• EXERCISE: Copy the data exactly as it appears, and do not include any pictures.

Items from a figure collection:
— BEGIN —

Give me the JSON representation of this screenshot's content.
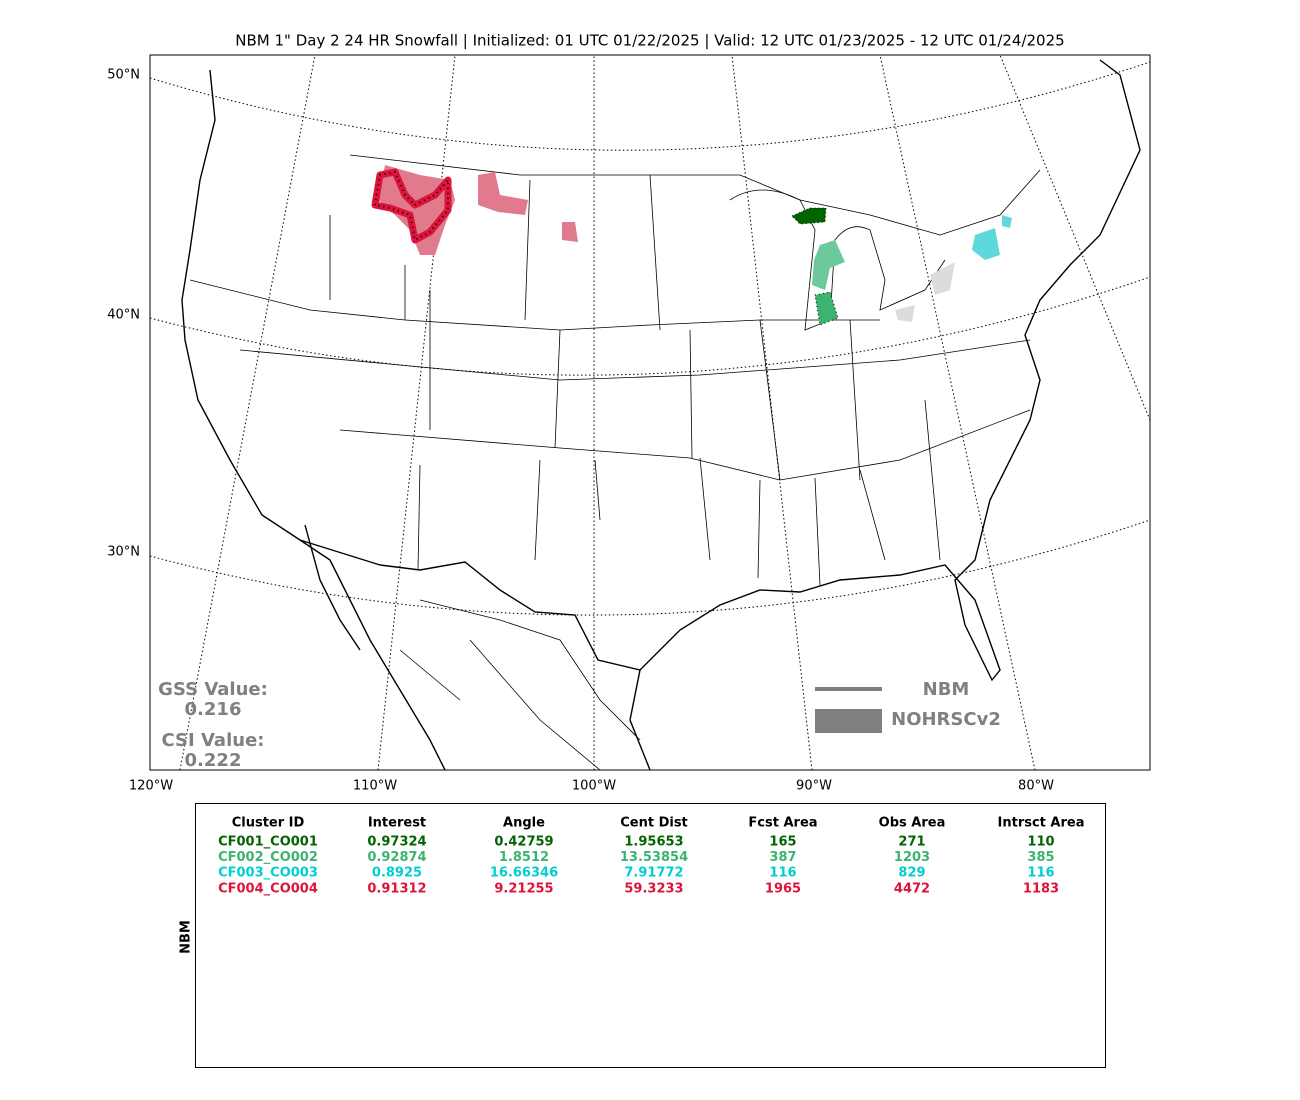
{
  "header": {
    "title": "NBM 1\" Day 2 24 HR Snowfall | Initialized: 01 UTC 01/22/2025 | Valid: 12 UTC 01/23/2025 - 12 UTC 01/24/2025"
  },
  "map": {
    "lat_labels": [
      "50°N",
      "40°N",
      "30°N"
    ],
    "lon_labels": [
      "120°W",
      "110°W",
      "100°W",
      "90°W",
      "80°W"
    ],
    "scores": {
      "gss_label": "GSS Value:",
      "gss_value": "0.216",
      "csi_label": "CSI Value:",
      "csi_value": "0.222"
    },
    "legend": {
      "forecast": "NBM",
      "observed": "NOHRSCv2"
    }
  },
  "table": {
    "side_label": "NBM",
    "columns": [
      "Cluster ID",
      "Interest",
      "Angle",
      "Cent Dist",
      "Fcst Area",
      "Obs Area",
      "Intrsct Area"
    ],
    "rows": [
      {
        "color": "#006400",
        "cells": [
          "CF001_CO001",
          "0.97324",
          "0.42759",
          "1.95653",
          "165",
          "271",
          "110"
        ]
      },
      {
        "color": "#3cb371",
        "cells": [
          "CF002_CO002",
          "0.92874",
          "1.8512",
          "13.53854",
          "387",
          "1203",
          "385"
        ]
      },
      {
        "color": "#00ced1",
        "cells": [
          "CF003_CO003",
          "0.8925",
          "16.66346",
          "7.91772",
          "116",
          "829",
          "116"
        ]
      },
      {
        "color": "#dc143c",
        "cells": [
          "CF004_CO004",
          "0.91312",
          "9.21255",
          "59.3233",
          "1965",
          "4472",
          "1183"
        ]
      }
    ]
  }
}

— END —

• EXERCISE ANSWER:
Give me the JSON representation of this screenshot's content.
{
  "header": {
    "title": "NBM 1\" Day 2 24 HR Snowfall | Initialized: 01 UTC 01/22/2025 | Valid: 12 UTC 01/23/2025 - 12 UTC 01/24/2025"
  },
  "map": {
    "lat_labels": [
      "50°N",
      "40°N",
      "30°N"
    ],
    "lon_labels": [
      "120°W",
      "110°W",
      "100°W",
      "90°W",
      "80°W"
    ],
    "scores": {
      "gss_label": "GSS Value:",
      "gss_value": "0.216",
      "csi_label": "CSI Value:",
      "csi_value": "0.222"
    },
    "legend": {
      "forecast": "NBM",
      "observed": "NOHRSCv2"
    }
  },
  "table": {
    "side_label": "NBM",
    "columns": [
      "Cluster ID",
      "Interest",
      "Angle",
      "Cent Dist",
      "Fcst Area",
      "Obs Area",
      "Intrsct Area"
    ],
    "rows": [
      {
        "color": "#006400",
        "cells": [
          "CF001_CO001",
          "0.97324",
          "0.42759",
          "1.95653",
          "165",
          "271",
          "110"
        ]
      },
      {
        "color": "#3cb371",
        "cells": [
          "CF002_CO002",
          "0.92874",
          "1.8512",
          "13.53854",
          "387",
          "1203",
          "385"
        ]
      },
      {
        "color": "#00ced1",
        "cells": [
          "CF003_CO003",
          "0.8925",
          "16.66346",
          "7.91772",
          "116",
          "829",
          "116"
        ]
      },
      {
        "color": "#dc143c",
        "cells": [
          "CF004_CO004",
          "0.91312",
          "9.21255",
          "59.3233",
          "1965",
          "4472",
          "1183"
        ]
      }
    ]
  }
}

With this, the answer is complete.